**Goal of the exercise**.
What lines of the data hold the string "JSON"? Pull each one out.

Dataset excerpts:
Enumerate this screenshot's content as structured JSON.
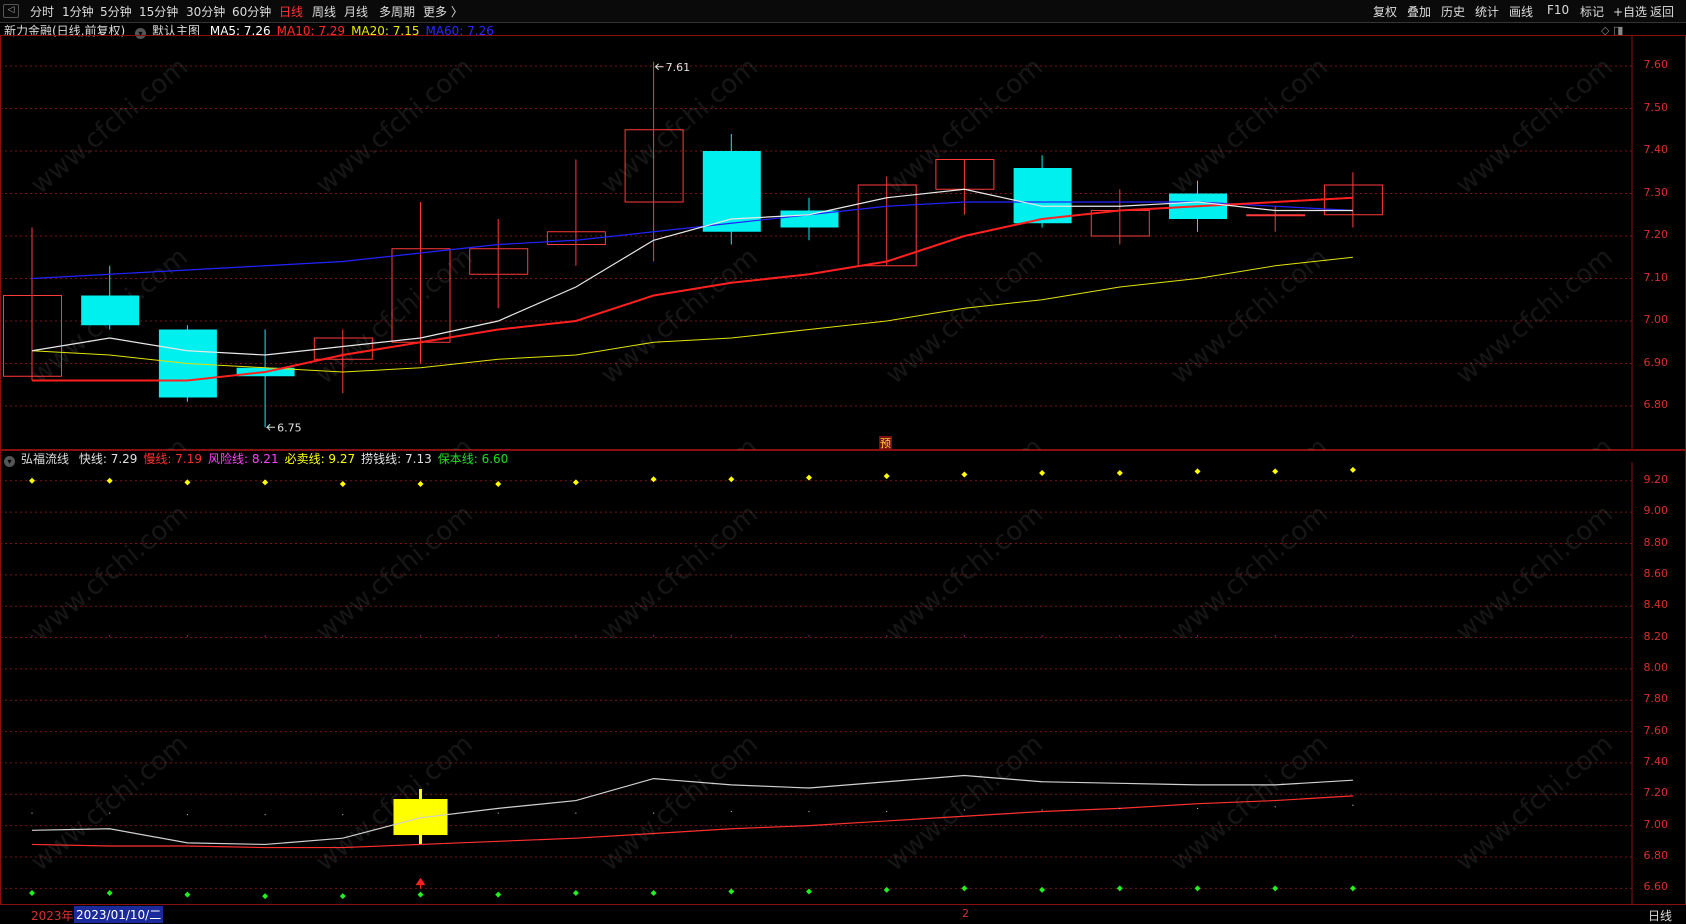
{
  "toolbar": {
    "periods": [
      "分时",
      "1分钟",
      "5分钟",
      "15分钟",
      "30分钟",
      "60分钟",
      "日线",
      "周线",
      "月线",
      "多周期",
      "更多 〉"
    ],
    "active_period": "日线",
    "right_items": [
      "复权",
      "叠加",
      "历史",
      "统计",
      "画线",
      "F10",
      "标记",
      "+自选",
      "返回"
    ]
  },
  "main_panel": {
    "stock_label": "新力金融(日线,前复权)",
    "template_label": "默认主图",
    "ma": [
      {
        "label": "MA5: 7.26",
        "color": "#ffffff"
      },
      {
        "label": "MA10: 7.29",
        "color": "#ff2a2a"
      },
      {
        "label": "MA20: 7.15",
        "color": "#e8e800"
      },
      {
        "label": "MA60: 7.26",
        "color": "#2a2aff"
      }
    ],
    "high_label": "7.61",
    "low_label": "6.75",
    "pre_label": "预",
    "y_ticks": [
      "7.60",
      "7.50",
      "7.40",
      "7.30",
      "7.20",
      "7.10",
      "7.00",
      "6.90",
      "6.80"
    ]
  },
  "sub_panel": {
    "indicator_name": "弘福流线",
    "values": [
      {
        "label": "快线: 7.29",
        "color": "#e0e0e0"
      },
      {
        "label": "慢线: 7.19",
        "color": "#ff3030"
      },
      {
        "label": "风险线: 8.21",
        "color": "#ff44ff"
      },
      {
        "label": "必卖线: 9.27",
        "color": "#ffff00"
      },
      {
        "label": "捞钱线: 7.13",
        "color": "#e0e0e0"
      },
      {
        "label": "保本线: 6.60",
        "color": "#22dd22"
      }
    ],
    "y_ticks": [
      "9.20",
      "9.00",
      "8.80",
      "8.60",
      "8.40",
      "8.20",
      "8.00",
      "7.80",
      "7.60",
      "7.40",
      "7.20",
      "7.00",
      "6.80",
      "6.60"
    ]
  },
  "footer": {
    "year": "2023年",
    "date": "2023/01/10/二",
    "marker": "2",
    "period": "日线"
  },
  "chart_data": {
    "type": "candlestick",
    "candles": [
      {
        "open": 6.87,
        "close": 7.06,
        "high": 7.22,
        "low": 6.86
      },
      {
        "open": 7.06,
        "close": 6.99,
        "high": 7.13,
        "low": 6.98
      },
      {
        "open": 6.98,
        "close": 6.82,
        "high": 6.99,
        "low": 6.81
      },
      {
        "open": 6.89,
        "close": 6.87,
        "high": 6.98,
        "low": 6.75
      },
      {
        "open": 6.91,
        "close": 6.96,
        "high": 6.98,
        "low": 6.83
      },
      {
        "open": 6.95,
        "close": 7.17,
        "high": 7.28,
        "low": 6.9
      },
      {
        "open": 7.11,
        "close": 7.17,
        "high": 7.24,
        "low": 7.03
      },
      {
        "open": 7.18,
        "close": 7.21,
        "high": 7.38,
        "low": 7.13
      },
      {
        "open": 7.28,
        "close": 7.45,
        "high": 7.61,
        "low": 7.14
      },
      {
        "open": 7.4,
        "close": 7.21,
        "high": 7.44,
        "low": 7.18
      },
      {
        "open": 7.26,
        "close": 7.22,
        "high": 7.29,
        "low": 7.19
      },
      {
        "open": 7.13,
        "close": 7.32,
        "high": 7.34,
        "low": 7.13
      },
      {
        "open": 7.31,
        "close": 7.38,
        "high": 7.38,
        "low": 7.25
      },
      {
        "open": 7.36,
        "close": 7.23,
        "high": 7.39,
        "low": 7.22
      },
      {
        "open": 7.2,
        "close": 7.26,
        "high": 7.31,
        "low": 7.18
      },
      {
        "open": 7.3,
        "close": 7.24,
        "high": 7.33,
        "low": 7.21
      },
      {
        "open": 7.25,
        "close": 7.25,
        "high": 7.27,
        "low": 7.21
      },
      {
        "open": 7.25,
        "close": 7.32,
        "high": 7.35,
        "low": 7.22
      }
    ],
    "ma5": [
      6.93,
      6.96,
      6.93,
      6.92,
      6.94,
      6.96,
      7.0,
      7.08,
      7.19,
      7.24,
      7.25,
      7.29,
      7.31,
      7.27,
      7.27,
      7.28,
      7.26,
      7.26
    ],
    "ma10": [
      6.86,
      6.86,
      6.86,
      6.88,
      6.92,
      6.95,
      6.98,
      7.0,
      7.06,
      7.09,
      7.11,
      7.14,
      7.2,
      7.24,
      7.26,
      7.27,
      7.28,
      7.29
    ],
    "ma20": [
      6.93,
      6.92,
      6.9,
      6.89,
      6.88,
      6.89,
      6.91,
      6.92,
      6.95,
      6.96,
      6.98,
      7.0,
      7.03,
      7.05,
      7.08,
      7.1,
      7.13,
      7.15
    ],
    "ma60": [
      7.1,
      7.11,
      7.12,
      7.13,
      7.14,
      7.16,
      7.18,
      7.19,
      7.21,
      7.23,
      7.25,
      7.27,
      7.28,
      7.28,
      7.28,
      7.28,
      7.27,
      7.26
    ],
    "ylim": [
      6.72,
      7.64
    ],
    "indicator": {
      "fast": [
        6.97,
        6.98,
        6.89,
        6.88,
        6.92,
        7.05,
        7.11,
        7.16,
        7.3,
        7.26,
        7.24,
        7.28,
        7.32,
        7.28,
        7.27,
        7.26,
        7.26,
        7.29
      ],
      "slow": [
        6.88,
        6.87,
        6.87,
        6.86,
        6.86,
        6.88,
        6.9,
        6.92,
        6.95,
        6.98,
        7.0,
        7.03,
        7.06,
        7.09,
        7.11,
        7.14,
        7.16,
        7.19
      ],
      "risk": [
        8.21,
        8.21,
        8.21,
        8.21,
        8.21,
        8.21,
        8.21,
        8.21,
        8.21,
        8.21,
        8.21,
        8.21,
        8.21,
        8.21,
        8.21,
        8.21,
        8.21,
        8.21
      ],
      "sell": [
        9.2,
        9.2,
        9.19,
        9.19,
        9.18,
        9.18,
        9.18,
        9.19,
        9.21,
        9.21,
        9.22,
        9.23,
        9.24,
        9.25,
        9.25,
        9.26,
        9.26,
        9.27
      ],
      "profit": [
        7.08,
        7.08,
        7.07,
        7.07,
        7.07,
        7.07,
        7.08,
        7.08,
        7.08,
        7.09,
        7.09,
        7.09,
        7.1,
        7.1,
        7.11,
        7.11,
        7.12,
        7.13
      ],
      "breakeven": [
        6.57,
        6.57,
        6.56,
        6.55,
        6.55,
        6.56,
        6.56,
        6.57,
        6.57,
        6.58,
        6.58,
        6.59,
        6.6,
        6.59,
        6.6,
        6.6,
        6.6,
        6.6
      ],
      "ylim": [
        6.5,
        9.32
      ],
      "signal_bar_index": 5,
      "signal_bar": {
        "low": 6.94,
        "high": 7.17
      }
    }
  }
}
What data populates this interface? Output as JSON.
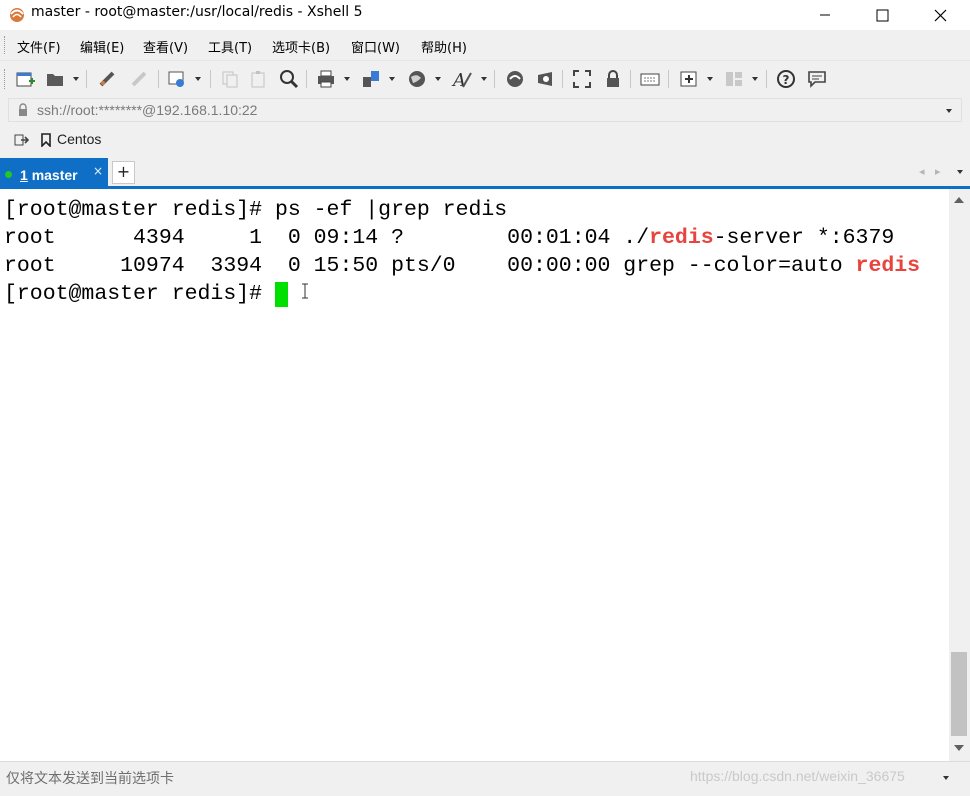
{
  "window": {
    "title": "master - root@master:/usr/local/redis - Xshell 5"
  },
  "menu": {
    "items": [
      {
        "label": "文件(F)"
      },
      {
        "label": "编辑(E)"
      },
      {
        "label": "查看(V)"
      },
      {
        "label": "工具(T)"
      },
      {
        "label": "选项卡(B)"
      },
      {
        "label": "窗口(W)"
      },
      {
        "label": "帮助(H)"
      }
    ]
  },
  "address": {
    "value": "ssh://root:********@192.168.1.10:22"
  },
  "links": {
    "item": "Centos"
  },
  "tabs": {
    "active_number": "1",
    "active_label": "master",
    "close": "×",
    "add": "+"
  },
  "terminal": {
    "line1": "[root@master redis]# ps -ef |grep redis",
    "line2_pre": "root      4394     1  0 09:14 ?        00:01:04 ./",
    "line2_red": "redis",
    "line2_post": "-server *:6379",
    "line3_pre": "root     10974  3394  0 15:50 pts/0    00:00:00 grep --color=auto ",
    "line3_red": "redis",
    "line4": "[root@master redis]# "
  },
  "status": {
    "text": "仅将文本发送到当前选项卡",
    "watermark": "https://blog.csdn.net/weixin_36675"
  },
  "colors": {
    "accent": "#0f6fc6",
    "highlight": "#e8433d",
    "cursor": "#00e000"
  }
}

**Reply**.
Enumerate this screenshot's content as structured JSON.
What data populates this interface? Output as JSON.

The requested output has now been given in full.